» Task statement
Omit any picture, and return the remaining data exactly as written.

— BEGIN —

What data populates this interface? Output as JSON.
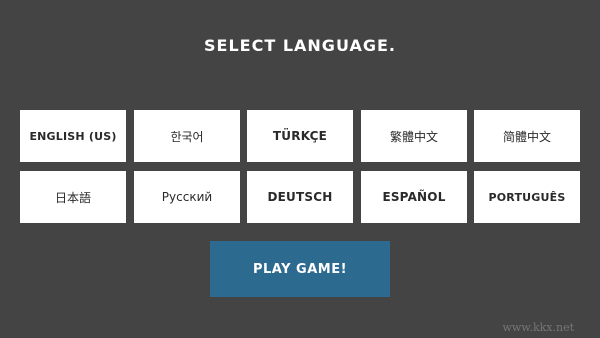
{
  "title": "SELECT LANGUAGE.",
  "languages": [
    {
      "label": "ENGLISH (US)",
      "style": "bold narrow"
    },
    {
      "label": "한국어",
      "style": ""
    },
    {
      "label": "TÜRKÇE",
      "style": "bold"
    },
    {
      "label": "繁體中文",
      "style": ""
    },
    {
      "label": "简體中文",
      "style": ""
    },
    {
      "label": "日本語",
      "style": ""
    },
    {
      "label": "Русский",
      "style": ""
    },
    {
      "label": "DEUTSCH",
      "style": "bold"
    },
    {
      "label": "ESPAÑOL",
      "style": "bold"
    },
    {
      "label": "PORTUGUÊS",
      "style": "bold narrow"
    }
  ],
  "play_button": {
    "label": "PLAY GAME!"
  },
  "watermark": "www.kkx.net",
  "colors": {
    "background": "#444444",
    "tile": "#ffffff",
    "play_button": "#2d6a8f",
    "text_light": "#ffffff"
  }
}
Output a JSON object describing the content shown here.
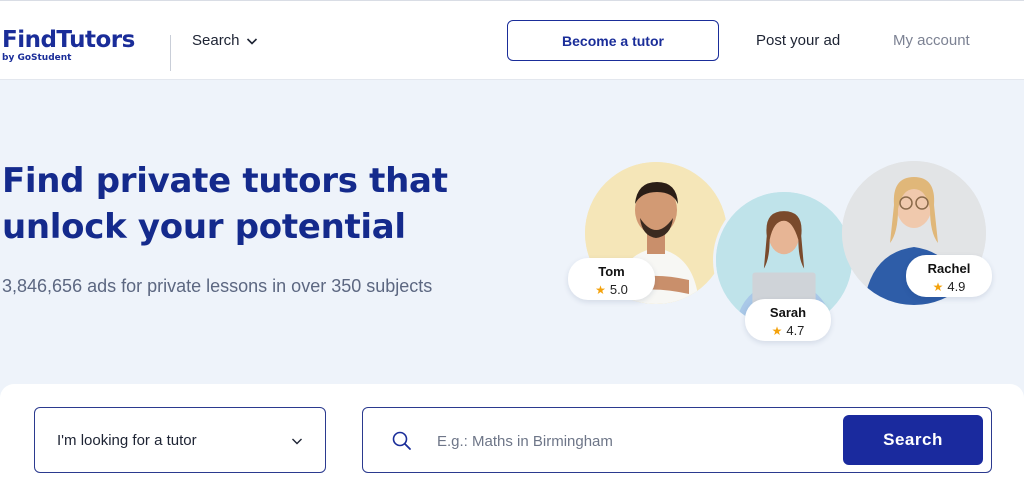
{
  "header": {
    "logo": {
      "name": "FindTutors",
      "byline": "by GoStudent"
    },
    "nav": {
      "search_label": "Search",
      "become_tutor": "Become a tutor",
      "post_ad": "Post your ad",
      "my_account": "My account"
    }
  },
  "hero": {
    "title": "Find private tutors that unlock your potential",
    "subtitle": "3,846,656 ads for private lessons in over 350 subjects"
  },
  "tutors": [
    {
      "name": "Tom",
      "rating": "5.0"
    },
    {
      "name": "Sarah",
      "rating": "4.7"
    },
    {
      "name": "Rachel",
      "rating": "4.9"
    }
  ],
  "search": {
    "mode_selected": "I'm looking for a tutor",
    "placeholder": "E.g.: Maths in Birmingham",
    "button_label": "Search"
  },
  "colors": {
    "brand": "#1a2d99",
    "accent_star": "#f4a20c",
    "background": "#eef3fa"
  }
}
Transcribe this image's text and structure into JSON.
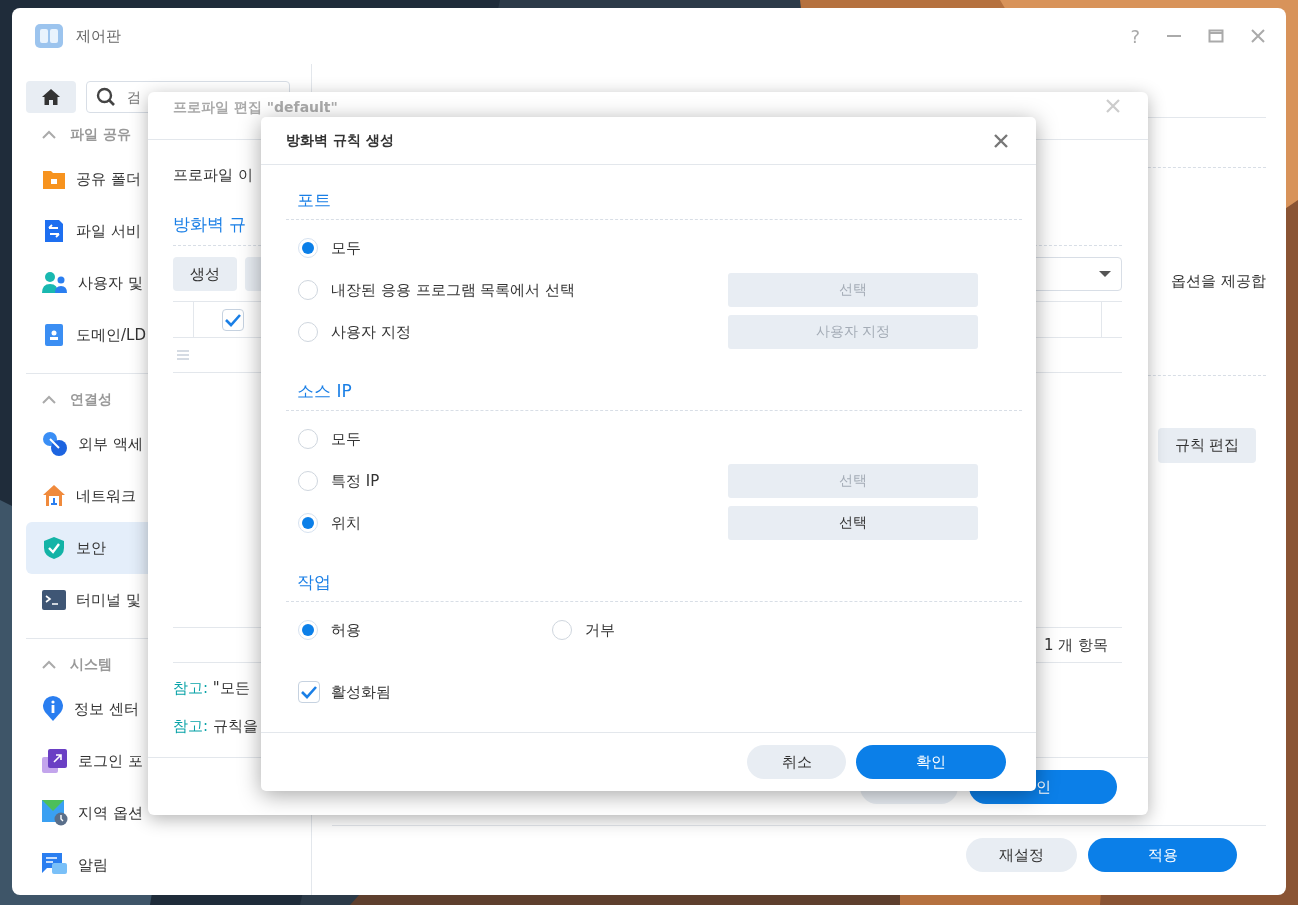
{
  "window": {
    "title": "제어판",
    "help_glyph": "?"
  },
  "sidebar": {
    "search": {
      "placeholder": "검"
    },
    "sections": [
      {
        "title": "파일 공유",
        "expanded": true,
        "items": [
          {
            "label": "공유 폴더",
            "kind": "folder",
            "selected": false
          },
          {
            "label": "파일 서비",
            "kind": "transfer",
            "selected": false
          },
          {
            "label": "사용자 및",
            "kind": "users",
            "selected": false
          },
          {
            "label": "도메인/LD",
            "kind": "contact",
            "selected": false
          }
        ]
      },
      {
        "title": "연결성",
        "expanded": true,
        "items": [
          {
            "label": "외부 액세",
            "kind": "link",
            "selected": false
          },
          {
            "label": "네트워크",
            "kind": "house",
            "selected": false
          },
          {
            "label": "보안",
            "kind": "shield",
            "selected": true
          },
          {
            "label": "터미널 및",
            "kind": "terminal",
            "selected": false
          }
        ]
      },
      {
        "title": "시스템",
        "expanded": true,
        "items": [
          {
            "label": "정보 센터",
            "kind": "info",
            "selected": false
          },
          {
            "label": "로그인 포",
            "kind": "login",
            "selected": false
          },
          {
            "label": "지역 옵션",
            "kind": "region",
            "selected": false
          },
          {
            "label": "알림",
            "kind": "chat",
            "selected": false
          }
        ]
      }
    ]
  },
  "main": {
    "description": "옵션을 제공합",
    "edit_button": "규칙 편집",
    "footer_buttons": [
      {
        "label": "재설정",
        "kind": "secondary"
      },
      {
        "label": "적용",
        "kind": "primary"
      }
    ]
  },
  "profile_dialog": {
    "title": "프로파일 편집 \"default\"",
    "name_label": "프로파일 이",
    "rules_heading": "방화벽 규",
    "create_button": "생성",
    "header_checkbox": {
      "checked": true
    },
    "count": "1 개 항목",
    "notes": [
      {
        "prefix": "참고:",
        "text": "\"모든"
      },
      {
        "prefix": "참고:",
        "text": "규칙을"
      }
    ],
    "confirm_button": "인"
  },
  "rule_dialog": {
    "title": "방화벽 규칙 생성",
    "sections": [
      {
        "title": "포트",
        "kind": "column",
        "options": [
          {
            "label": "모두",
            "selected": true
          },
          {
            "label": "내장된 응용 프로그램 목록에서 선택",
            "selected": false,
            "button": {
              "label": "선택",
              "disabled": true
            }
          },
          {
            "label": "사용자 지정",
            "selected": false,
            "button": {
              "label": "사용자 지정",
              "disabled": true
            }
          }
        ]
      },
      {
        "title": "소스 IP",
        "kind": "column",
        "options": [
          {
            "label": "모두",
            "selected": false
          },
          {
            "label": "특정 IP",
            "selected": false,
            "button": {
              "label": "선택",
              "disabled": true
            }
          },
          {
            "label": "위치",
            "selected": true,
            "button": {
              "label": "선택",
              "disabled": false
            }
          }
        ]
      },
      {
        "title": "작업",
        "kind": "row",
        "options": [
          {
            "label": "허용",
            "selected": true
          },
          {
            "label": "거부",
            "selected": false
          }
        ]
      }
    ],
    "enabled": {
      "label": "활성화됨",
      "checked": true
    },
    "buttons": [
      {
        "label": "취소",
        "kind": "secondary"
      },
      {
        "label": "확인",
        "kind": "primary"
      }
    ]
  }
}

— END —

» Correct answer
What data populates this interface? Output as JSON.
{
  "title": "SELECT LANGUAGE.",
  "languages": [
    {
      "label": "ENGLISH (US)",
      "style": "bold narrow"
    },
    {
      "label": "한국어",
      "style": ""
    },
    {
      "label": "TÜRKÇE",
      "style": "bold"
    },
    {
      "label": "繁體中文",
      "style": ""
    },
    {
      "label": "简體中文",
      "style": ""
    },
    {
      "label": "日本語",
      "style": ""
    },
    {
      "label": "Русский",
      "style": ""
    },
    {
      "label": "DEUTSCH",
      "style": "bold"
    },
    {
      "label": "ESPAÑOL",
      "style": "bold"
    },
    {
      "label": "PORTUGUÊS",
      "style": "bold narrow"
    }
  ],
  "play_button": {
    "label": "PLAY GAME!"
  },
  "watermark": "www.kkx.net",
  "colors": {
    "background": "#444444",
    "tile": "#ffffff",
    "play_button": "#2d6a8f",
    "text_light": "#ffffff"
  }
}
Output a JSON object describing the content shown here.
{
  "header": {
    "logo": {
      "name": "FindTutors",
      "byline": "by GoStudent"
    },
    "nav": {
      "search_label": "Search",
      "become_tutor": "Become a tutor",
      "post_ad": "Post your ad",
      "my_account": "My account"
    }
  },
  "hero": {
    "title": "Find private tutors that unlock your potential",
    "subtitle": "3,846,656 ads for private lessons in over 350 subjects"
  },
  "tutors": [
    {
      "name": "Tom",
      "rating": "5.0"
    },
    {
      "name": "Sarah",
      "rating": "4.7"
    },
    {
      "name": "Rachel",
      "rating": "4.9"
    }
  ],
  "search": {
    "mode_selected": "I'm looking for a tutor",
    "placeholder": "E.g.: Maths in Birmingham",
    "button_label": "Search"
  },
  "colors": {
    "brand": "#1a2d99",
    "accent_star": "#f4a20c",
    "background": "#eef3fa"
  }
}
Transcribe this image's text and structure into JSON.
{
  "window": {
    "title": "제어판",
    "help_glyph": "?"
  },
  "sidebar": {
    "search": {
      "placeholder": "검"
    },
    "sections": [
      {
        "title": "파일 공유",
        "expanded": true,
        "items": [
          {
            "label": "공유 폴더",
            "kind": "folder",
            "selected": false
          },
          {
            "label": "파일 서비",
            "kind": "transfer",
            "selected": false
          },
          {
            "label": "사용자 및",
            "kind": "users",
            "selected": false
          },
          {
            "label": "도메인/LD",
            "kind": "contact",
            "selected": false
          }
        ]
      },
      {
        "title": "연결성",
        "expanded": true,
        "items": [
          {
            "label": "외부 액세",
            "kind": "link",
            "selected": false
          },
          {
            "label": "네트워크",
            "kind": "house",
            "selected": false
          },
          {
            "label": "보안",
            "kind": "shield",
            "selected": true
          },
          {
            "label": "터미널 및",
            "kind": "terminal",
            "selected": false
          }
        ]
      },
      {
        "title": "시스템",
        "expanded": true,
        "items": [
          {
            "label": "정보 센터",
            "kind": "info",
            "selected": false
          },
          {
            "label": "로그인 포",
            "kind": "login",
            "selected": false
          },
          {
            "label": "지역 옵션",
            "kind": "region",
            "selected": false
          },
          {
            "label": "알림",
            "kind": "chat",
            "selected": false
          }
        ]
      }
    ]
  },
  "main": {
    "description": "옵션을 제공합",
    "edit_button": "규칙 편집",
    "footer_buttons": [
      {
        "label": "재설정",
        "kind": "secondary"
      },
      {
        "label": "적용",
        "kind": "primary"
      }
    ]
  },
  "profile_dialog": {
    "title": "프로파일 편집 \"default\"",
    "name_label": "프로파일 이",
    "rules_heading": "방화벽 규",
    "create_button": "생성",
    "header_checkbox": {
      "checked": true
    },
    "count": "1 개 항목",
    "notes": [
      {
        "prefix": "참고:",
        "text": "\"모든"
      },
      {
        "prefix": "참고:",
        "text": "규칙을"
      }
    ],
    "confirm_button": "인"
  },
  "rule_dialog": {
    "title": "방화벽 규칙 생성",
    "sections": [
      {
        "title": "포트",
        "kind": "column",
        "options": [
          {
            "label": "모두",
            "selected": true
          },
          {
            "label": "내장된 응용 프로그램 목록에서 선택",
            "selected": false,
            "button": {
              "label": "선택",
              "disabled": true
            }
          },
          {
            "label": "사용자 지정",
            "selected": false,
            "button": {
              "label": "사용자 지정",
              "disabled": true
            }
          }
        ]
      },
      {
        "title": "소스 IP",
        "kind": "column",
        "options": [
          {
            "label": "모두",
            "selected": false
          },
          {
            "label": "특정 IP",
            "selected": false,
            "button": {
              "label": "선택",
              "disabled": true
            }
          },
          {
            "label": "위치",
            "selected": true,
            "button": {
              "label": "선택",
              "disabled": false
            }
          }
        ]
      },
      {
        "title": "작업",
        "kind": "row",
        "options": [
          {
            "label": "허용",
            "selected": true
          },
          {
            "label": "거부",
            "selected": false
          }
        ]
      }
    ],
    "enabled": {
      "label": "활성화됨",
      "checked": true
    },
    "buttons": [
      {
        "label": "취소",
        "kind": "secondary"
      },
      {
        "label": "확인",
        "kind": "primary"
      }
    ]
  }
}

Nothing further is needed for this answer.